--- begin Input rows ---

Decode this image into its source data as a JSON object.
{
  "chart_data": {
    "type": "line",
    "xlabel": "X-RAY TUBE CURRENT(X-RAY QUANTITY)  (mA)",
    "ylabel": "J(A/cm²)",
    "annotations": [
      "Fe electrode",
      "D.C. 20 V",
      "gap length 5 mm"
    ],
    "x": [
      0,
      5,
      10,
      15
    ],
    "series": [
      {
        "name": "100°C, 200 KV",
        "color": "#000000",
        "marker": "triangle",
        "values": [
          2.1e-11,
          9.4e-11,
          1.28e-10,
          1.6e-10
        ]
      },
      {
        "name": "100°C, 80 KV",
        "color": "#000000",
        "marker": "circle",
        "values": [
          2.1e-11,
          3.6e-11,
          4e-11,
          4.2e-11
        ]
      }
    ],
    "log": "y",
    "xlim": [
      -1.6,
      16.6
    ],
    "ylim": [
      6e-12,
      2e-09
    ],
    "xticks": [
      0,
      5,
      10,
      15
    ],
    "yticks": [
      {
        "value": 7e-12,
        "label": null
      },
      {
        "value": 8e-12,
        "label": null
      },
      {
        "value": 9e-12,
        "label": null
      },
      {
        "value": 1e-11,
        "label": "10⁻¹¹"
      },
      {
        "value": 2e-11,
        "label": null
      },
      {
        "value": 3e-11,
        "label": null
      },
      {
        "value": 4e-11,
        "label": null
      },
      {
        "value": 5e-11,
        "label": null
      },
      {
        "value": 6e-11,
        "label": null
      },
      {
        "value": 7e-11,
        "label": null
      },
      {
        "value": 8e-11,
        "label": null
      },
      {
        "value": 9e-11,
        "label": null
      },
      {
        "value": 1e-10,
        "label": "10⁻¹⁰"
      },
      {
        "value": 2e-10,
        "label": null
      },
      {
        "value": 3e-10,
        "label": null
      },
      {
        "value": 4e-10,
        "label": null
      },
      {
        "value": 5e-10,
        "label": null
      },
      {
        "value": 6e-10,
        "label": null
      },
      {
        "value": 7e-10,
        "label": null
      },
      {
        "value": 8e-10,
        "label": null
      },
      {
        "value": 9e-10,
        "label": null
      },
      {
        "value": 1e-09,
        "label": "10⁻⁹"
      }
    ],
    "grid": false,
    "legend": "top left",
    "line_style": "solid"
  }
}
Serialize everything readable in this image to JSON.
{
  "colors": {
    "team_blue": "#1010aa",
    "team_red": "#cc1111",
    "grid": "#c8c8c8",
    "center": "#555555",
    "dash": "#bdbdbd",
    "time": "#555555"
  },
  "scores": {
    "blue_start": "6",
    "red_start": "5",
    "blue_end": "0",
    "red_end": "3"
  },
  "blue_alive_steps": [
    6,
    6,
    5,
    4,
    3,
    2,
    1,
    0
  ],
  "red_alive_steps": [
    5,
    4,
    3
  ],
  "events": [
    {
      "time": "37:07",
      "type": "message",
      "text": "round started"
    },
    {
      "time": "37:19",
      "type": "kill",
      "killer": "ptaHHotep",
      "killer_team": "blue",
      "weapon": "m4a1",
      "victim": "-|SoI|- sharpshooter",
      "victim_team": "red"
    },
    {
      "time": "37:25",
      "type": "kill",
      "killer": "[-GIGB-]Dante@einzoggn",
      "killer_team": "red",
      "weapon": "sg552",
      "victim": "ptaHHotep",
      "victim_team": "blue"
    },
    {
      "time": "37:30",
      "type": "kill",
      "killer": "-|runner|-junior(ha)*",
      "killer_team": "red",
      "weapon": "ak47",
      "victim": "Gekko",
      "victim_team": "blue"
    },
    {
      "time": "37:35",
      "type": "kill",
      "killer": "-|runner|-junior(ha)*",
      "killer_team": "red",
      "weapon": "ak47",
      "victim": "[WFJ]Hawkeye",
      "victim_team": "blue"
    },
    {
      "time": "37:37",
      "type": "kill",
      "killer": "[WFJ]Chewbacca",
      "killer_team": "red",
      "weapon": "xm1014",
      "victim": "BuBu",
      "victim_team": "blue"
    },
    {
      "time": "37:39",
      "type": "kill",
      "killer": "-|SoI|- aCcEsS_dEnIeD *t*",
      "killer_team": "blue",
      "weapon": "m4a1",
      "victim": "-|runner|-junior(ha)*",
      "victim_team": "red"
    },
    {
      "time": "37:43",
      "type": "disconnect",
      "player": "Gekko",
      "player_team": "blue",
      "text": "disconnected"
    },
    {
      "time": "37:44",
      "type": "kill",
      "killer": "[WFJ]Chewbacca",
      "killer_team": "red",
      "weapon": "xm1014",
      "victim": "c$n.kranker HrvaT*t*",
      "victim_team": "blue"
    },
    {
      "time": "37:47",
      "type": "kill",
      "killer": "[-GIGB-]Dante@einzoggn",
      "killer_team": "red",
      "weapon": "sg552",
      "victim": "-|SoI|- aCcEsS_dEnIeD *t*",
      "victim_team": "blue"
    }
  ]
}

--- end Input rows ---

**What to work on:**
Copy each line above that contains the word "text".

**Written solution:**
      "text": "round started"
      "text": "disconnected"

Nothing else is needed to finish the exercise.